TASK REQUIREMENTS:
What lines of the data hold the string "hands"? Pull each one out.

** START OF INPUT RECORDS **

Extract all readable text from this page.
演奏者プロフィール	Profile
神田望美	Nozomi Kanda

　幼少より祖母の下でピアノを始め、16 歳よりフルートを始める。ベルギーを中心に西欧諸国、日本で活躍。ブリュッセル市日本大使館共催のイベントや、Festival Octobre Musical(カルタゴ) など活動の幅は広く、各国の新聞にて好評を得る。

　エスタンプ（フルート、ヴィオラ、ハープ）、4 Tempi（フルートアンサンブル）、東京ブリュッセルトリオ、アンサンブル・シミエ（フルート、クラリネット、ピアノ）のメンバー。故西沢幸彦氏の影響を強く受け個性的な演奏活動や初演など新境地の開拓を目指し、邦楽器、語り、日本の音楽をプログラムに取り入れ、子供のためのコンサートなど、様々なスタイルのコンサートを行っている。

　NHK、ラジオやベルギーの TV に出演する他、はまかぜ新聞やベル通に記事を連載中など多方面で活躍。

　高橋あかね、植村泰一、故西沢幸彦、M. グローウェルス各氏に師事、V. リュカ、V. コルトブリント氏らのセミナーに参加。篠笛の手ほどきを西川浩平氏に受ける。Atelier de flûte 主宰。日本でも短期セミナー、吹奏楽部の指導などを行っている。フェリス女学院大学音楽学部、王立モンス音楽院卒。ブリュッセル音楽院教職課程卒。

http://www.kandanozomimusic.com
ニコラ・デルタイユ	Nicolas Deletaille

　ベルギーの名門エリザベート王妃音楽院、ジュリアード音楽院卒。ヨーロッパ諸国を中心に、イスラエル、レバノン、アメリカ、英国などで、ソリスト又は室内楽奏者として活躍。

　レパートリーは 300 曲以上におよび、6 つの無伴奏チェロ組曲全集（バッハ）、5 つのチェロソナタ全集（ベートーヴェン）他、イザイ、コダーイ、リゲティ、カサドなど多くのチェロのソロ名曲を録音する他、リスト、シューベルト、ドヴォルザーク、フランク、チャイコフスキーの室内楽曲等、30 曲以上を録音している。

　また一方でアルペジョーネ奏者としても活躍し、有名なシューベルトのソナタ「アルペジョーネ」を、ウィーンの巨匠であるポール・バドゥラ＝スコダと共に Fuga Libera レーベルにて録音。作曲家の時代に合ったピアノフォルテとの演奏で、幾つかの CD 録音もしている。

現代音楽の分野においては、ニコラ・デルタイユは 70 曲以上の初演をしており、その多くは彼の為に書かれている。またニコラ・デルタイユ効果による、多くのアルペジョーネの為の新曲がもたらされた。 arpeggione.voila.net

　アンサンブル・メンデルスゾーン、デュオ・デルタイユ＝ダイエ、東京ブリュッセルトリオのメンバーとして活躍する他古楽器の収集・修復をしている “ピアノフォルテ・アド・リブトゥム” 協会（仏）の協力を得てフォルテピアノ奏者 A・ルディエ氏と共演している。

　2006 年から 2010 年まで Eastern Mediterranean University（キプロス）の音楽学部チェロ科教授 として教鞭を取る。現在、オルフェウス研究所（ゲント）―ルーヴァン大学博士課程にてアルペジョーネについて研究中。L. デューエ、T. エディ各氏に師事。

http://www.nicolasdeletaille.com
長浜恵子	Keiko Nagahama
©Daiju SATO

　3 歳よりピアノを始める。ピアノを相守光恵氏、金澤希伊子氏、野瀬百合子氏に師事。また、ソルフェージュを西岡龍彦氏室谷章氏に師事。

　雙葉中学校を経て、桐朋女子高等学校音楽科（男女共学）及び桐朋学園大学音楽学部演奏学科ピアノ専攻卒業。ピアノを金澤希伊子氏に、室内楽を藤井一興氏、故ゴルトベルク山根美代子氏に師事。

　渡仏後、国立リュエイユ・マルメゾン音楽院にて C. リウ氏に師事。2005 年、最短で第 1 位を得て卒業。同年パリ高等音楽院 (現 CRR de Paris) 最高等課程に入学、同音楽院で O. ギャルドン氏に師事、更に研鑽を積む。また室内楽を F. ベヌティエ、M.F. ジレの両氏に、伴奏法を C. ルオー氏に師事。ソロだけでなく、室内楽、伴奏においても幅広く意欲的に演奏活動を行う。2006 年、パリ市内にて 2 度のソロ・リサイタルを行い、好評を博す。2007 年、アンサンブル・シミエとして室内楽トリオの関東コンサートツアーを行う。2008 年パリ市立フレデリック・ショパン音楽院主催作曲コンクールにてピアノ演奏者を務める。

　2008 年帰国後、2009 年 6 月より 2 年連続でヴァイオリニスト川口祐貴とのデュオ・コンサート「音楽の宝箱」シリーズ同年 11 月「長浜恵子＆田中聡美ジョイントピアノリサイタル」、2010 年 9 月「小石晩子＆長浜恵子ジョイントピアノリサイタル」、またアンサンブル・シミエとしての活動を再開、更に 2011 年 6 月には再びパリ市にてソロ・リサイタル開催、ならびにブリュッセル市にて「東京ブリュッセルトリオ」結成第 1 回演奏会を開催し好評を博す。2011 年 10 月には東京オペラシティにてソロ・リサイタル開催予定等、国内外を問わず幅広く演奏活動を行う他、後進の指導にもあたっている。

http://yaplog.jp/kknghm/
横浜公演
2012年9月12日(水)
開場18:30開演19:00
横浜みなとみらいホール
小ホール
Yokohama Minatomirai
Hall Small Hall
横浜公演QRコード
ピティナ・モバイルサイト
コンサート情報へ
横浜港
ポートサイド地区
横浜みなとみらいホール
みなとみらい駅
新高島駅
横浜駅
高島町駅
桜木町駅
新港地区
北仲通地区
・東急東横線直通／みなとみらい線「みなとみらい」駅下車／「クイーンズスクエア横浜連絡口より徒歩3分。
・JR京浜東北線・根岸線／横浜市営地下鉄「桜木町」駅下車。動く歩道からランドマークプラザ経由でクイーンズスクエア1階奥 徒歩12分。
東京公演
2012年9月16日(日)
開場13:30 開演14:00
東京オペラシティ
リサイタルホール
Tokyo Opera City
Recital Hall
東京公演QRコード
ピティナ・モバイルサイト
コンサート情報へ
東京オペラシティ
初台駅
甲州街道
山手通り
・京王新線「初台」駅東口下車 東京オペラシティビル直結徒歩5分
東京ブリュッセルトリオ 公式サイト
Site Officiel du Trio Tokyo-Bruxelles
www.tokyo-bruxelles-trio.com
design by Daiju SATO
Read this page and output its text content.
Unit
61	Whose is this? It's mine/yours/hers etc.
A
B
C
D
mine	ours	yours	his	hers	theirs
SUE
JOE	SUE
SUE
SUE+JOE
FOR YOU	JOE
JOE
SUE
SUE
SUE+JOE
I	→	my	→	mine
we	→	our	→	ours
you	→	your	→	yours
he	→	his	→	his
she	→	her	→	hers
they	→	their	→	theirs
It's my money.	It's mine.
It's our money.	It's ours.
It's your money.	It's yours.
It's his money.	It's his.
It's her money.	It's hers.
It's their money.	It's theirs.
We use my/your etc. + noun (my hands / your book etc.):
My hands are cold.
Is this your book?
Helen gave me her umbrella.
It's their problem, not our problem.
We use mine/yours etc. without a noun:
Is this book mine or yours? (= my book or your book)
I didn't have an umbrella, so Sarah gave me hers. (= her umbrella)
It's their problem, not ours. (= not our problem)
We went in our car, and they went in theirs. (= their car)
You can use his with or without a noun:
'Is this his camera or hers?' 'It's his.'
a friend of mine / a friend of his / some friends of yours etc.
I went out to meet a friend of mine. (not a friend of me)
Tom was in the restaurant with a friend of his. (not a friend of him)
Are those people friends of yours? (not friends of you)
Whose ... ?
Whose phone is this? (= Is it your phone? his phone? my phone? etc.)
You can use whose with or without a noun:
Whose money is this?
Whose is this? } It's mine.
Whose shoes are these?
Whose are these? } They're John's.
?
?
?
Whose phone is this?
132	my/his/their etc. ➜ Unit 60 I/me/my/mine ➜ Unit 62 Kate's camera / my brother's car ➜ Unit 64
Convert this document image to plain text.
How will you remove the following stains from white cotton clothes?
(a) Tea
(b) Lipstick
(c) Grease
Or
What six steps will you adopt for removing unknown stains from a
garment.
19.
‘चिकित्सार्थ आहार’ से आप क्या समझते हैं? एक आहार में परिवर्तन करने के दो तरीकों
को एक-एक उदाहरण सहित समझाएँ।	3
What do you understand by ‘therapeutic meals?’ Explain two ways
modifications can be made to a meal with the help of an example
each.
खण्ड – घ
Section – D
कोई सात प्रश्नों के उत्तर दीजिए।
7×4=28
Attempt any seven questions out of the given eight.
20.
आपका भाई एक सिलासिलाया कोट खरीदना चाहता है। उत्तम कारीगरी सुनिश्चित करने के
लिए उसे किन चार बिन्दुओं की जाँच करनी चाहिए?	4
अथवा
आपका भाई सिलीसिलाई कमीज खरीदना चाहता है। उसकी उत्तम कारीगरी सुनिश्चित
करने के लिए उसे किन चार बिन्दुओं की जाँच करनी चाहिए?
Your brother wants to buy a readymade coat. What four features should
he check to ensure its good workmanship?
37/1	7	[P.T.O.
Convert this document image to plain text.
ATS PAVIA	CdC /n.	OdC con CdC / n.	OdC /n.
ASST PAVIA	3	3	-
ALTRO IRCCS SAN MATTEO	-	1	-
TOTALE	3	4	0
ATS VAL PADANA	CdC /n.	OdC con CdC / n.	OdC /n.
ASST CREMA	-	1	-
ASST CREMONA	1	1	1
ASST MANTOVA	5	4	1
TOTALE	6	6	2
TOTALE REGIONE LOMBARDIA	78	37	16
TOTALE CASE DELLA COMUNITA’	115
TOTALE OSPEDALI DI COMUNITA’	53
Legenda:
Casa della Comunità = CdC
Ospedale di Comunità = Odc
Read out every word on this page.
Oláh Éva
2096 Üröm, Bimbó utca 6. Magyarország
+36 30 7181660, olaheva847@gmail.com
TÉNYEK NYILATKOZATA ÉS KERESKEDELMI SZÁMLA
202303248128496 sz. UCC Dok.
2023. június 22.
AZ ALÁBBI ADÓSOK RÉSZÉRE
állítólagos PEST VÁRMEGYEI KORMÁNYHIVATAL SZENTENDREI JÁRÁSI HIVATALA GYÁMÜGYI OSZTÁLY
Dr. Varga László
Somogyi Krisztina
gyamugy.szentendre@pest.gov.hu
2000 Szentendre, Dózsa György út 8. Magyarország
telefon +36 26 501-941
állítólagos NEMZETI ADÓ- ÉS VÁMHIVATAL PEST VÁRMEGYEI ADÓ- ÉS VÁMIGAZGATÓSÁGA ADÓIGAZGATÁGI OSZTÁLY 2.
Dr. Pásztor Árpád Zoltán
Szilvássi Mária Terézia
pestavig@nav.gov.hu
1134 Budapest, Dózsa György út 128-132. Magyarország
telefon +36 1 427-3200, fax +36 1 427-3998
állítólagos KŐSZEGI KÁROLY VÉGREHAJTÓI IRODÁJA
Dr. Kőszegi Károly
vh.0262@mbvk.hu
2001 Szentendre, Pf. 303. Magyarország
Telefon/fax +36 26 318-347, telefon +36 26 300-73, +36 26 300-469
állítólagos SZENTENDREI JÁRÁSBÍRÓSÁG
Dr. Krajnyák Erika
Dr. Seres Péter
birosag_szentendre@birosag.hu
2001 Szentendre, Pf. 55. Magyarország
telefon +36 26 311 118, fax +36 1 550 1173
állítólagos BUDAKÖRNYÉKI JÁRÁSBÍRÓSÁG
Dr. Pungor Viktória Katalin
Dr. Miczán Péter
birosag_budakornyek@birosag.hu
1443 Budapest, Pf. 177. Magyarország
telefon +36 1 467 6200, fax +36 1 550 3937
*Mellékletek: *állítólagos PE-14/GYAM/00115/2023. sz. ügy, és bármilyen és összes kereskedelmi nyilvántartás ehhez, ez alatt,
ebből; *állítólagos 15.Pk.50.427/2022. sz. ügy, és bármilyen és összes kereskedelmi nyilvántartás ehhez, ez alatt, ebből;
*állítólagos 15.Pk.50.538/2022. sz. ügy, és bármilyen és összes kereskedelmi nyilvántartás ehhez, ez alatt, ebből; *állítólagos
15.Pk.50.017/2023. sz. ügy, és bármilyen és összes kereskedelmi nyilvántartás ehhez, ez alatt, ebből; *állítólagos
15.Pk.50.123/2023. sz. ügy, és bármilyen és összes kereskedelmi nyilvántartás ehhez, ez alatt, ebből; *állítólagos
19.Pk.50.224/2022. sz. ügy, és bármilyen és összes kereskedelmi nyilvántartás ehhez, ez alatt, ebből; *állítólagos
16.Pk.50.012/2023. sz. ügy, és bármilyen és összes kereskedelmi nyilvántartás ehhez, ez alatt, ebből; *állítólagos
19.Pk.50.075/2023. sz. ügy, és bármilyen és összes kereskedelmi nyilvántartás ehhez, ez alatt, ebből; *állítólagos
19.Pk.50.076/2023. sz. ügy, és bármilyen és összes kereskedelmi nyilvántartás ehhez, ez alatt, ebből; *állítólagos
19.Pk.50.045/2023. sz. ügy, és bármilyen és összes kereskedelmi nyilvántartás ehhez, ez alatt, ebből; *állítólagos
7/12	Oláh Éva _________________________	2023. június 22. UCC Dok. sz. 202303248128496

** END OF INPUT RECORDS **

ANSWER IN FULL:
We use my/your etc. + noun (my hands / your book etc.):
My hands are cold.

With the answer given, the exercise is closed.